(Records contained in a dataset)
------
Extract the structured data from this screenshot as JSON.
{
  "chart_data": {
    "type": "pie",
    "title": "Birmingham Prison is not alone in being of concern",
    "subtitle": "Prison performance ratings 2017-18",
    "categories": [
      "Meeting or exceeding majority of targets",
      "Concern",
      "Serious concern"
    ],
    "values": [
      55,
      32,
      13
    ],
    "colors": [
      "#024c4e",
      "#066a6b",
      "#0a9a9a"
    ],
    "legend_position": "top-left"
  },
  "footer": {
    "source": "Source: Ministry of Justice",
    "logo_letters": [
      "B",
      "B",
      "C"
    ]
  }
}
------
■ **Instructions for the task**: Write down all the entries again without a single difference.

■ **Solution for this task**:
Extract the structured data from this screenshot as JSON.
{
  "chart_data": {
    "type": "pie",
    "title": "Birmingham Prison is not alone in being of concern",
    "subtitle": "Prison performance ratings 2017-18",
    "categories": [
      "Meeting or exceeding majority of targets",
      "Concern",
      "Serious concern"
    ],
    "values": [
      55,
      32,
      13
    ],
    "colors": [
      "#024c4e",
      "#066a6b",
      "#0a9a9a"
    ],
    "legend_position": "top-left"
  },
  "footer": {
    "source": "Source: Ministry of Justice",
    "logo_letters": [
      "B",
      "B",
      "C"
    ]
  }
}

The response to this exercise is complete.